__INPUT RECORDS__
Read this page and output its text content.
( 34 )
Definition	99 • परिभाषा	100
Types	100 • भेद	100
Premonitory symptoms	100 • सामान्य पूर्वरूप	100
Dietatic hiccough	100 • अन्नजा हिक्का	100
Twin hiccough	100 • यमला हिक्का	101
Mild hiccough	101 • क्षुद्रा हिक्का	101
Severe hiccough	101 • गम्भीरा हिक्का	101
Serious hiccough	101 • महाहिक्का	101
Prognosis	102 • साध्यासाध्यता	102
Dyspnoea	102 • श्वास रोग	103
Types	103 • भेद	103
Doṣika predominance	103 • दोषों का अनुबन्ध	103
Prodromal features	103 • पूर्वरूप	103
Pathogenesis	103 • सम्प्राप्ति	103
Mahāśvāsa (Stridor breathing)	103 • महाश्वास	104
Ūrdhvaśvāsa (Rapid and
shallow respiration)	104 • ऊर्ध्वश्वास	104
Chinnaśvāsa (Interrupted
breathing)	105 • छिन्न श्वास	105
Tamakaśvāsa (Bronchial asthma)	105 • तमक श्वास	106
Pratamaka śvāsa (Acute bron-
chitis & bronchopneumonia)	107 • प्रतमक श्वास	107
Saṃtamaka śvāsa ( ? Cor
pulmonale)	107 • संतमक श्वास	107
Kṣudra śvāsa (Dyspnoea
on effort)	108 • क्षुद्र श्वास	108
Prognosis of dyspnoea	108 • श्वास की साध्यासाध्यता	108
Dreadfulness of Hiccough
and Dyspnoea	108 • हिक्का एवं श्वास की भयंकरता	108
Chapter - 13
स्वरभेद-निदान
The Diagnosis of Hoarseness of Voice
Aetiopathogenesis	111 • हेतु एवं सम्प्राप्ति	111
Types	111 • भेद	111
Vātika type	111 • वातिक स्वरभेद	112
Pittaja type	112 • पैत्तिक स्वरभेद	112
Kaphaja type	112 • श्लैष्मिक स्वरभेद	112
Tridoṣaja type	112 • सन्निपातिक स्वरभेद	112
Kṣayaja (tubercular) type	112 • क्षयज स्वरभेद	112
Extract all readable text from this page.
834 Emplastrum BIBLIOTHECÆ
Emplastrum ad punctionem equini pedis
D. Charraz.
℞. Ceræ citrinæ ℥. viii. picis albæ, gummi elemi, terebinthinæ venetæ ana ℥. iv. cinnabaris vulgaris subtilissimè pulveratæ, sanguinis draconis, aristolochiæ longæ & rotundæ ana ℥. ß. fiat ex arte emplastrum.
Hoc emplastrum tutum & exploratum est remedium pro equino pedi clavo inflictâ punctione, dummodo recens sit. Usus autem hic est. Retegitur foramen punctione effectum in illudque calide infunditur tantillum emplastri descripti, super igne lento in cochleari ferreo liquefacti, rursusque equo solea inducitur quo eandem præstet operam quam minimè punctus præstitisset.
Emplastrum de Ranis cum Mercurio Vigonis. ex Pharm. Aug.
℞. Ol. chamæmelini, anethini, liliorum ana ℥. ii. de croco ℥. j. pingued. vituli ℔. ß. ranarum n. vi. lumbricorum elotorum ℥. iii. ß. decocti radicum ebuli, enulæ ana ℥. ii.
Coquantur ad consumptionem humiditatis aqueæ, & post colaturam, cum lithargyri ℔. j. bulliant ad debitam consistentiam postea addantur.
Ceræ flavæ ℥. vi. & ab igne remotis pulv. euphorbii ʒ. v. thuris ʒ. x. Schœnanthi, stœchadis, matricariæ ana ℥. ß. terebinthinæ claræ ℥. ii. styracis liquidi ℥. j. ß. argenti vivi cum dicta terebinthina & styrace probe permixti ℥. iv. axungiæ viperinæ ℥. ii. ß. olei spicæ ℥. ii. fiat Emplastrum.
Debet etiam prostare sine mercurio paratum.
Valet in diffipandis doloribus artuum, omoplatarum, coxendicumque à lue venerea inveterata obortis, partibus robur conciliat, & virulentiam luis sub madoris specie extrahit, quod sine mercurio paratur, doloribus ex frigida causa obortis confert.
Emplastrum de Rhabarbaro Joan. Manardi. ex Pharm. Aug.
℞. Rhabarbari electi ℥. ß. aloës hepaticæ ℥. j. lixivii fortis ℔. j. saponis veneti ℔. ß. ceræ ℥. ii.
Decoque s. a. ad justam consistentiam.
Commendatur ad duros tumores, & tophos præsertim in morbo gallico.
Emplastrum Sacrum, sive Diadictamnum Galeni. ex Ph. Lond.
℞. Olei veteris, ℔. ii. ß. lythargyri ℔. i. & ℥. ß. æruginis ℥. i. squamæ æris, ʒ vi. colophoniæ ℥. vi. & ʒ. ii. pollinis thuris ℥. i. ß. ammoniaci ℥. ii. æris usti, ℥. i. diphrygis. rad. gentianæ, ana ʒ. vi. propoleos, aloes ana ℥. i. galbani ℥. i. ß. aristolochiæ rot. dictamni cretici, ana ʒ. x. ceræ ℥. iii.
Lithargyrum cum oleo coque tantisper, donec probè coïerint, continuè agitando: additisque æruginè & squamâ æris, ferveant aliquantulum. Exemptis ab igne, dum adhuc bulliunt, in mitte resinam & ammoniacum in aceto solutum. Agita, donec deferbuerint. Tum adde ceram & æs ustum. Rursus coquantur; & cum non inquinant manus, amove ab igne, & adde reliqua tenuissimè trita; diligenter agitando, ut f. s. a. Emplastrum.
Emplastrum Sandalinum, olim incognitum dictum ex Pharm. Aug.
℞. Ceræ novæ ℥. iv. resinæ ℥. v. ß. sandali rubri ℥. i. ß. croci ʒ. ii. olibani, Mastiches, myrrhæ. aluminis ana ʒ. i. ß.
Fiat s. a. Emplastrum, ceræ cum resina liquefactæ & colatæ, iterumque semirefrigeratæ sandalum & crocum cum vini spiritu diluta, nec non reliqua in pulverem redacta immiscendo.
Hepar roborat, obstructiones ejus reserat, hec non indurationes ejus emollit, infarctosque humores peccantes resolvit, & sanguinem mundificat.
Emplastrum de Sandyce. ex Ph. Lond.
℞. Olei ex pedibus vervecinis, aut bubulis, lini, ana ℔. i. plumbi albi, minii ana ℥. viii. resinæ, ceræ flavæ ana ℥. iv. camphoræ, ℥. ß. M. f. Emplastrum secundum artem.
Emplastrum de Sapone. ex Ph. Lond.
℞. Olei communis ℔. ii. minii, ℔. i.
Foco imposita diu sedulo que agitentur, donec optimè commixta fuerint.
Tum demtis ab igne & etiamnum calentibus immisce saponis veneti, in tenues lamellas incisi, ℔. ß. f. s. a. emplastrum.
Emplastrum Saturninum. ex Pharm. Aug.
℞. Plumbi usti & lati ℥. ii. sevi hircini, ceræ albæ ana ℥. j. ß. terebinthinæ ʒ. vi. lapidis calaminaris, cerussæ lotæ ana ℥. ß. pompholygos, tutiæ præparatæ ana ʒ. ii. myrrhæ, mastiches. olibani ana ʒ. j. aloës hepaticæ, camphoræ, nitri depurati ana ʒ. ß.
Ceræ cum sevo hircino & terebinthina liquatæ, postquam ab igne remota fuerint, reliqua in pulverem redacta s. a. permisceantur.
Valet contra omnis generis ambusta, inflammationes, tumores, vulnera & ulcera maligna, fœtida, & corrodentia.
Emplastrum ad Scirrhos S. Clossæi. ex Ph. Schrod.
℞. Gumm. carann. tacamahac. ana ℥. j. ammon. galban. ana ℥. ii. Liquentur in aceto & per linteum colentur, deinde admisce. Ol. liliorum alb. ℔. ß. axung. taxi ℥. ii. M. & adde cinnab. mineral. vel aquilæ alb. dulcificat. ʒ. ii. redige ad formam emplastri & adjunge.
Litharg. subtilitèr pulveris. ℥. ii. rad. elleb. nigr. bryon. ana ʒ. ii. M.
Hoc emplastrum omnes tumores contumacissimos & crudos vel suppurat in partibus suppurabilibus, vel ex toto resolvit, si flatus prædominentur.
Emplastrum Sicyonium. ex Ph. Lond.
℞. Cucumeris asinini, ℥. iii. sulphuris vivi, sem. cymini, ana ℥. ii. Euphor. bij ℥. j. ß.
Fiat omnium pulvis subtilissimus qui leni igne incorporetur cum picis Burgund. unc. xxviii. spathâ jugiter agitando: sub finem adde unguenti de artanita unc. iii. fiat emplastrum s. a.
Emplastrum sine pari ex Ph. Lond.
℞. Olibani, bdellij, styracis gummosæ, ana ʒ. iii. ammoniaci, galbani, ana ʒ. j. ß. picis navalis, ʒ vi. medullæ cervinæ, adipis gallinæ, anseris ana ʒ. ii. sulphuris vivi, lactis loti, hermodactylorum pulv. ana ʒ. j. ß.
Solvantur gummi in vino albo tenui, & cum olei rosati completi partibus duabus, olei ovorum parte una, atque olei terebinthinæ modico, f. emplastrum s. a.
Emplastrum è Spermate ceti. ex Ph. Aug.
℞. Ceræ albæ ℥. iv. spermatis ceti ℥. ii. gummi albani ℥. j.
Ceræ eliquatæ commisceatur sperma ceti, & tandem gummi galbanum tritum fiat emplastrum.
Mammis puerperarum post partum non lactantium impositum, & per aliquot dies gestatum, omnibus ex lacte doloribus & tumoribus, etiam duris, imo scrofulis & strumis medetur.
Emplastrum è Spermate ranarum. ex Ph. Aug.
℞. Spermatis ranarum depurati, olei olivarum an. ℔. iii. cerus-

__WORK REQUIRED__
For every line above that includes the word "Spermate", return the line.

__SOLUTION FOR THIS PROBLEM__
Emplastrum è Spermate ceti. ex Ph. Aug.
Emplastrum è Spermate ranarum. ex Ph. Aug.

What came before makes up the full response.